• _HOW TO COMPLETE THIS TASK_
Reproduce word for word the passage in the court filing excerpt that runs from "Id. Benjamin replied" up to and including "and so on. Id.".

• _DOCUMENT EXTRACT_
'''

On March 20, 2009, Lyndi Marchese emailed Benjamin about another incident, stating:
[Student] is really frustrated! Fender kept punching and touching [him] . . . . He was afraid to go to you . . . . He feels that Fender will "beat him up" after [Student] reports him. [Student] has come home now on several days telling me he could handle it. He has tried everything and cannot. This boy is determined to hit and touch [Student] at any time he can get away with it. . . . [Student] tells me leaving to go tell you causes him to be embarrassed but also makes Fender more determined to continue. He feels that no one is in control of Fender and he punched him on the arms, chest, and when he got out of the way he was punched on the back. . . . I will not let this continue and am frustrated that it is not controlled. The boy should be removed from the class or given an aide to assist him.
Id. Benjamin replied in an email three days later:
I'm sorry that we're still having this conversation. I'm at a loss [because] Fender is often sneaky about these behaviors as I haven't seen it lately. I will make sure that he and [Student] are not together or near each other as much as I possibly can for the rest of the year. I will remind Fender that he is not to touch or act like he's going to touch another student and that doing so will result in a detention, class suspension, and so on. Id.
On May 13, 2009, a different student punched Student in the arm, which caused swelling and a bruise that was visible for several days. Id. (Placer County Sheriff's Department police report, May 14, 2009.) "[T]he School vice-principal undertook an investigation of the incident[,] . . . found that the other student participated in 'willful use of force' and suspended him for five days." (Dep't of Educ. Office of Civil Rights Decision, No. 09-09-1346, at 4 (Mar. 5, 2010), attached as Ex. A to Gutierrez Decl.).
3. P.E. During Student's Seventh Grade Year
"Student was enrolled in a sixth grade P.E. class at Creekview Ranch Middle School" for the first part of his seventh grade year (2009-2010). (Def.'s Statement of Undisputed Facts ("Def.'s SUF") # 56.) "Student's individual reading instruction with [Coutchie] was provided in Davis, California, approximately 45 minutes from [Creekview Ranch Middle School], and . . . Student was not able to return to school from his instruction with [Coutchie] until eighth period[.]" Id. # 57. Further, "none of the middle schools in the District offered seventh grade P.E. during eighth period." Id.; Barbaria Decl. ¶ 7. "District offered [seventh grade P.E. at] alternative[ times to Parents] . . . , but [they] refused these offers." (Def.'s SUF # 58.)
Plaintiffs filed a complaint with CDE concerning Student's placement in sixth grade P.E. (CDE Compliance Report, Oct. 9, 2009, Pls.' Exs. in Opp'n Ex. F; A.R. 979.) CDE found:
District failed to meet the requirements of 34 CFR Section 300.518(a). . . . District failed to continue the Student's placement in the appropriate grade level during the pendency of the due process proceeding. . . . [S]tudent should have proceeded to the next grade level and corresponding classes within that grade."

'''

• _DATA UNDER STUDY_

'''

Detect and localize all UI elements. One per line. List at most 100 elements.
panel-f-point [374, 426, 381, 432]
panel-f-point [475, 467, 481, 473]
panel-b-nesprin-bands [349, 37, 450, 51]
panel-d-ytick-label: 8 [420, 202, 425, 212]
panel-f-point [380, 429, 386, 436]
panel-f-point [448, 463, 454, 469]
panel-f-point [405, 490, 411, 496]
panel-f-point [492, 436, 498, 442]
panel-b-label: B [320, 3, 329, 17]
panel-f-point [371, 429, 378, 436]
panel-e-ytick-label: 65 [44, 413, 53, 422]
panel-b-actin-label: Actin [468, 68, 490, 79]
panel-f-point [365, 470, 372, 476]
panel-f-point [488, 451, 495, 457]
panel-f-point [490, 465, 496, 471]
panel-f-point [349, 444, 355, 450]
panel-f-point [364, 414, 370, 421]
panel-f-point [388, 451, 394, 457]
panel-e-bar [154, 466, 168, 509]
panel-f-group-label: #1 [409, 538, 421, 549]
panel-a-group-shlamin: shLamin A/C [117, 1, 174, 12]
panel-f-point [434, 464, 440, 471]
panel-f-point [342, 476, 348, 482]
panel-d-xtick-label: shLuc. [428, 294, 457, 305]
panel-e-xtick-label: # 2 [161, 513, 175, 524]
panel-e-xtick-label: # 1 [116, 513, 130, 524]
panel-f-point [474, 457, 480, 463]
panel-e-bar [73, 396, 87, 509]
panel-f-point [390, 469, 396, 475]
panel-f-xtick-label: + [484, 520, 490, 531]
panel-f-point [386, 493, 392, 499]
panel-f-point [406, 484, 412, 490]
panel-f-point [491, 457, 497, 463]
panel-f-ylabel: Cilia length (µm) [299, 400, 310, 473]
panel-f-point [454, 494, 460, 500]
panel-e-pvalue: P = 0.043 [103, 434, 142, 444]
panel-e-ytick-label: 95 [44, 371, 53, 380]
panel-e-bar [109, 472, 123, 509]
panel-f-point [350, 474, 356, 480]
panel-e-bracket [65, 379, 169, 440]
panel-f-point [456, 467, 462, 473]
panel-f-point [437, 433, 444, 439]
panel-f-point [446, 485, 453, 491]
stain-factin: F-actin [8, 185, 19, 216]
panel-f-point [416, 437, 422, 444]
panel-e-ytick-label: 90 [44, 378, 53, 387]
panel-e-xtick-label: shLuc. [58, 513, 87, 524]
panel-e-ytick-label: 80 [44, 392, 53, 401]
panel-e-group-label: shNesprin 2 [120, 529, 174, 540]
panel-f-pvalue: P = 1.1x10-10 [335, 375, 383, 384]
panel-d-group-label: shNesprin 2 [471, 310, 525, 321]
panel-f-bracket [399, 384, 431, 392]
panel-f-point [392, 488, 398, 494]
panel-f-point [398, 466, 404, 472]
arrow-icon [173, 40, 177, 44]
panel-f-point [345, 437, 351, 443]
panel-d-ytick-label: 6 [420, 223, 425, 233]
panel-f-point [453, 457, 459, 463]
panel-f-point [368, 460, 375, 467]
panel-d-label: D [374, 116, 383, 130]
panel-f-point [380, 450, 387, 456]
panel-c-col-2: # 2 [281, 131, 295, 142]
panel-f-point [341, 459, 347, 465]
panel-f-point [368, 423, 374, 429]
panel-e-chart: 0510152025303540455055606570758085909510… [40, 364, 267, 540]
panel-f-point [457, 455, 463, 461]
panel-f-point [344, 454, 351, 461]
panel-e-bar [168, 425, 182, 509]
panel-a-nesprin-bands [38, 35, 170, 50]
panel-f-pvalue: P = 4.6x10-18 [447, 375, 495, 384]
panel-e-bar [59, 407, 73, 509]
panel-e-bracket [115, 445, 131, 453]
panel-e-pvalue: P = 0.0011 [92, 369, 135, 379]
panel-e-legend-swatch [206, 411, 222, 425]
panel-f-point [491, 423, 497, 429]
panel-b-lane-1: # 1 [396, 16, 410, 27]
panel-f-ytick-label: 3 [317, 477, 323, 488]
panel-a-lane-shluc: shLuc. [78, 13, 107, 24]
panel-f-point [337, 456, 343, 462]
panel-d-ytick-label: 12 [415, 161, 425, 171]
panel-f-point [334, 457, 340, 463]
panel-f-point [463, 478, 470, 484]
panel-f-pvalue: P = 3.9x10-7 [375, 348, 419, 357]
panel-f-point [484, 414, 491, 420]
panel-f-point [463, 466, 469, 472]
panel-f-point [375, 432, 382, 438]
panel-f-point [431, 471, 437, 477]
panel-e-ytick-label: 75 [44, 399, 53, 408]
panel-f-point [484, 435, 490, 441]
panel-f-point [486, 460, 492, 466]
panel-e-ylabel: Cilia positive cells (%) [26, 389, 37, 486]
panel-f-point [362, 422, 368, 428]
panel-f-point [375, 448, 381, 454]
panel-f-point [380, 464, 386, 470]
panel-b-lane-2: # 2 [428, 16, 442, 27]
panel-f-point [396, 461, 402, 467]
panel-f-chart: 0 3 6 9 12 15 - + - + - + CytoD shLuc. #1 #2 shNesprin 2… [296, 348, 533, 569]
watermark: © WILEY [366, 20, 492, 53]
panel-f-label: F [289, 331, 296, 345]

'''

• _SOLUTION TO THE PROBLEM_
Id. Benjamin replied in an email three days later:
I'm sorry that we're still having this conversation. I'm at a loss [because] Fender is often sneaky about these behaviors as I haven't seen it lately. I will make sure that he and [Student] are not together or near each other as much as I possibly can for the rest of the year. I will remind Fender that he is not to touch or act like he's going to touch another student and that doing so will result in a detention, class suspension, and so on. Id.